------ MATERIAL PROVIDED ------
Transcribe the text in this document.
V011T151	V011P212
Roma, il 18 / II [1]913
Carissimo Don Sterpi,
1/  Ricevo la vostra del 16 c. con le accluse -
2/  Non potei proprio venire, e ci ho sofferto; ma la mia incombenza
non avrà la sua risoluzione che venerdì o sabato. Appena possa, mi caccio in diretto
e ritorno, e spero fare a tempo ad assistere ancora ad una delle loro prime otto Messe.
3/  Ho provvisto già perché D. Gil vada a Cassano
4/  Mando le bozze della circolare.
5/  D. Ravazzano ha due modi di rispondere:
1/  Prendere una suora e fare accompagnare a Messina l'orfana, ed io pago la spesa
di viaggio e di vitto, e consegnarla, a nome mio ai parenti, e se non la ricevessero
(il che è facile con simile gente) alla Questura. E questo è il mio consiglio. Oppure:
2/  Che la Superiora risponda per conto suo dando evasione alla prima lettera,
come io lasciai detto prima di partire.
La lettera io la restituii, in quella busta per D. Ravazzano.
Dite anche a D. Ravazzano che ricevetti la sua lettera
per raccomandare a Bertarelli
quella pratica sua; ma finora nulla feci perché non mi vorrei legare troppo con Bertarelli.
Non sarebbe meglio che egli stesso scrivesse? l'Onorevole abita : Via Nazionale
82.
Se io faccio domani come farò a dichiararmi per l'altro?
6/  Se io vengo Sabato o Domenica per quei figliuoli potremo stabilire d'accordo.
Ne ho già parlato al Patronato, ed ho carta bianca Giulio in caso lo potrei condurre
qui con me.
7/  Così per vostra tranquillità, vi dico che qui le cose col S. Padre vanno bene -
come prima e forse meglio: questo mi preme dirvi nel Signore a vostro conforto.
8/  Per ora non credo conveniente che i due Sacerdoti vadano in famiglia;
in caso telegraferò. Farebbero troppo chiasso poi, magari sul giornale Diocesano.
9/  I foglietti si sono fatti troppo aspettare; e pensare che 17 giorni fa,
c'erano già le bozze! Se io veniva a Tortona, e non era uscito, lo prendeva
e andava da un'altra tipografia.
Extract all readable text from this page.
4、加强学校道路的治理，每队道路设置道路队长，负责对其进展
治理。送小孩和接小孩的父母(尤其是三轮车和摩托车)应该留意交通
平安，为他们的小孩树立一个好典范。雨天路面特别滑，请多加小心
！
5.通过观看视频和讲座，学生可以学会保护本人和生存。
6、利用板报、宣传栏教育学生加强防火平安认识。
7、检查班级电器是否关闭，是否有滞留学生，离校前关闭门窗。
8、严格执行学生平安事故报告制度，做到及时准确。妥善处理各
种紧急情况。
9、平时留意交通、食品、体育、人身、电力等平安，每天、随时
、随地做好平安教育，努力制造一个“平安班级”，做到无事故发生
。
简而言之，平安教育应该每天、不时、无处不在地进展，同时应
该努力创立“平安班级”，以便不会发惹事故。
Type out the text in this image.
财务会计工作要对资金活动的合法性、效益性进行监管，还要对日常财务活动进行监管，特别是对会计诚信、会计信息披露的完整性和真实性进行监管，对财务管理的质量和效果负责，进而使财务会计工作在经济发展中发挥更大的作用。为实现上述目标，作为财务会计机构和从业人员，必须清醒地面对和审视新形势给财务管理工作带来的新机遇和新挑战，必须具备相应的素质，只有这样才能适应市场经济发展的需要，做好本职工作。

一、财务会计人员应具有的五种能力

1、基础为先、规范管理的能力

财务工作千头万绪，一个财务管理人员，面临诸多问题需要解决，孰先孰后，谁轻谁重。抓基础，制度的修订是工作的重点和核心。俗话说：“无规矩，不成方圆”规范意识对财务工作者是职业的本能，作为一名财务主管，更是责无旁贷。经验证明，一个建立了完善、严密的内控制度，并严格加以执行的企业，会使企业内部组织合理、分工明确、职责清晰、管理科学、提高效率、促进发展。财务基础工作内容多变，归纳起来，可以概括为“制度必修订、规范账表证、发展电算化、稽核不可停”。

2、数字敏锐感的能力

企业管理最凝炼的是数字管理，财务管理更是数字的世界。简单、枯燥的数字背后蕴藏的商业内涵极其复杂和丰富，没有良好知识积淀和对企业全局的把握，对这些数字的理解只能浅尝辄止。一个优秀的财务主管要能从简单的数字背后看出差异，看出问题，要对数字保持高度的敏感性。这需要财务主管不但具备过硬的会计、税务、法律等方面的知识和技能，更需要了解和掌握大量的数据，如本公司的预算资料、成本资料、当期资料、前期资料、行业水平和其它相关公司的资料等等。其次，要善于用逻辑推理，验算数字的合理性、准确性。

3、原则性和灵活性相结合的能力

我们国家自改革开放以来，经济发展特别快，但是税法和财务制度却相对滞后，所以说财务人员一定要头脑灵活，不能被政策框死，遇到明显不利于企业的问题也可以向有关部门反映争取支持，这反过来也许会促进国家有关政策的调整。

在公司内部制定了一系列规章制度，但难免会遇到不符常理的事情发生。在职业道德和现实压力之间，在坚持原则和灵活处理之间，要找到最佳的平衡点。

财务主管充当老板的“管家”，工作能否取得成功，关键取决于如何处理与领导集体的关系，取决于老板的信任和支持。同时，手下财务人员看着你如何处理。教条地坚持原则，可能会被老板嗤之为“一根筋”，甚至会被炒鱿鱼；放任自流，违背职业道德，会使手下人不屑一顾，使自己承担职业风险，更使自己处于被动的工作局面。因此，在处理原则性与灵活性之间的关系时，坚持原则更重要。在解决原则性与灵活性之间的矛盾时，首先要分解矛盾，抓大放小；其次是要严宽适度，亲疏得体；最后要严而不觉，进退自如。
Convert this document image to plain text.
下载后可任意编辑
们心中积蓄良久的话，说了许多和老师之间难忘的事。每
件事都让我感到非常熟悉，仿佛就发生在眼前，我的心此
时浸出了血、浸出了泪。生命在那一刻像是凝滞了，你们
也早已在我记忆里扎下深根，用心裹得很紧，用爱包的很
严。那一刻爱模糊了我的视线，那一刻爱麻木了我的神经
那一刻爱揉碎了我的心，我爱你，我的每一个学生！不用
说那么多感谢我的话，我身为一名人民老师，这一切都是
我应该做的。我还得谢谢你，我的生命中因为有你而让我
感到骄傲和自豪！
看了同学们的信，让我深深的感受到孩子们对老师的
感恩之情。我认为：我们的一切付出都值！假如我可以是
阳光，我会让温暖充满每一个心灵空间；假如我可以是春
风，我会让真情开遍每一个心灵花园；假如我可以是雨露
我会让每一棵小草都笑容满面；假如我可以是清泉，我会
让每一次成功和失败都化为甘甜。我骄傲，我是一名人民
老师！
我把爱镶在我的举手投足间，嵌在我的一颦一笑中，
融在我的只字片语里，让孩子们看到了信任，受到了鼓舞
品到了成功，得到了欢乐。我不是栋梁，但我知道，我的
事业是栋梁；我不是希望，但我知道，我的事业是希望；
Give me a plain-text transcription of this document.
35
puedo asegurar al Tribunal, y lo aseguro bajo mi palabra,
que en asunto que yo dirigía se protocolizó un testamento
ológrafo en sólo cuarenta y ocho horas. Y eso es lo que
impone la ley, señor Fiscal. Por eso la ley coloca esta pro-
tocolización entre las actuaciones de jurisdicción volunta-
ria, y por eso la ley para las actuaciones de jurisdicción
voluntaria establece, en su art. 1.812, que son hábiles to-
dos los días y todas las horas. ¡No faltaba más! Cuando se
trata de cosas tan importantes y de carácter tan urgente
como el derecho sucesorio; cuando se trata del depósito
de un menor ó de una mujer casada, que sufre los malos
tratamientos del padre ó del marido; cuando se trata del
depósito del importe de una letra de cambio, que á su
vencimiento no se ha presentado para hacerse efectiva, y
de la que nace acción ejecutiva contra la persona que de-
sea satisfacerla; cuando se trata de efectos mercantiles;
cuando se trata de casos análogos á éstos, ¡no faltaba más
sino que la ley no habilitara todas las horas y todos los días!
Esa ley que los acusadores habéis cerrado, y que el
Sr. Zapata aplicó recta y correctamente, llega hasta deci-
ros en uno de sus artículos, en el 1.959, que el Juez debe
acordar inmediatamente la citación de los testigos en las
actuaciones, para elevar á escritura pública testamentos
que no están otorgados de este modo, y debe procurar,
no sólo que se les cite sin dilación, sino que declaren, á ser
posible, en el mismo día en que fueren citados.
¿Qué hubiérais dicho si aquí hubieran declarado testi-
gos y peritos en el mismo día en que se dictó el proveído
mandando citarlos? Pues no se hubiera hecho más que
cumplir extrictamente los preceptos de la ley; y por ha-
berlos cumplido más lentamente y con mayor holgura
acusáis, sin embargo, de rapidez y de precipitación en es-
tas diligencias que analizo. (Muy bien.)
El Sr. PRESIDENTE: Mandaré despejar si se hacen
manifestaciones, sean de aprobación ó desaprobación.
------
● WRITTEN REQUEST
From the entries above, extract every line where the word "this" appears.

● COMPLETED TASK
Transcribe the text in this document.
Extract all readable text from this page.
Type out the text in this image.
Convert this document image to plain text.
Give me a plain-text transcription of this document.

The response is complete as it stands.